Reproduce all entries word for word.

Dataset entries:
>> Start

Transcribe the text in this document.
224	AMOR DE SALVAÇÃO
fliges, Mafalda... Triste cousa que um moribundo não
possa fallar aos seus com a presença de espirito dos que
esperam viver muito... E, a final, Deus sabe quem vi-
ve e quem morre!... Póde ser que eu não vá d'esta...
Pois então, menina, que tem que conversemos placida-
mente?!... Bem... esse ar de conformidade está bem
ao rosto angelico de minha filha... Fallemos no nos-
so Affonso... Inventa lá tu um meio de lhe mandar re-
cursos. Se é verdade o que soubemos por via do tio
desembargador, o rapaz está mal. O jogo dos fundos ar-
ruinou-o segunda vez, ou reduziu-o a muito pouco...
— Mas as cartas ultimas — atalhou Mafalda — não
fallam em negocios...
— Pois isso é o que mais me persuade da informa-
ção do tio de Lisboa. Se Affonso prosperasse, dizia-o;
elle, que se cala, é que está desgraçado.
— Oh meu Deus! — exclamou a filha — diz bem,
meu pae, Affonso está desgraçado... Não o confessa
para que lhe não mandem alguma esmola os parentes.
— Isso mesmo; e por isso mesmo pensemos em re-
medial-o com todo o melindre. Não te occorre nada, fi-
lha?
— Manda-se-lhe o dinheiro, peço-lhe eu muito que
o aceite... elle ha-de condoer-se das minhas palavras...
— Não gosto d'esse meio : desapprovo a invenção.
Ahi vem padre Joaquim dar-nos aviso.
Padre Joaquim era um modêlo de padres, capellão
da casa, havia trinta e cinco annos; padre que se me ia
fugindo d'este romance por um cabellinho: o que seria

>> End

## Exercise answer
Transcribe the text in this document.
224	AMOR DE SALVAÇÃO
fliges, Mafalda... Triste cousa que um moribundo não
possa fallar aos seus com a presença de espirito dos que
esperam viver muito... E, a final, Deus sabe quem vi-
ve e quem morre!... Póde ser que eu não vá d'esta...
Pois então, menina, que tem que conversemos placida-
mente?!... Bem... esse ar de conformidade está bem
ao rosto angelico de minha filha... Fallemos no nos-
so Affonso... Inventa lá tu um meio de lhe mandar re-
cursos. Se é verdade o que soubemos por via do tio
desembargador, o rapaz está mal. O jogo dos fundos ar-
ruinou-o segunda vez, ou reduziu-o a muito pouco...
— Mas as cartas ultimas — atalhou Mafalda — não
fallam em negocios...
— Pois isso é o que mais me persuade da informa-
ção do tio de Lisboa. Se Affonso prosperasse, dizia-o;
elle, que se cala, é que está desgraçado.
— Oh meu Deus! — exclamou a filha — diz bem,
meu pae, Affonso está desgraçado... Não o confessa
para que lhe não mandem alguma esmola os parentes.
— Isso mesmo; e por isso mesmo pensemos em re-
medial-o com todo o melindre. Não te occorre nada, fi-
lha?
— Manda-se-lhe o dinheiro, peço-lhe eu muito que
o aceite... elle ha-de condoer-se das minhas palavras...
— Não gosto d'esse meio : desapprovo a invenção.
Ahi vem padre Joaquim dar-nos aviso.
Padre Joaquim era um modêlo de padres, capellão
da casa, havia trinta e cinco annos; padre que se me ia
fugindo d'este romance por um cabellinho: o que seria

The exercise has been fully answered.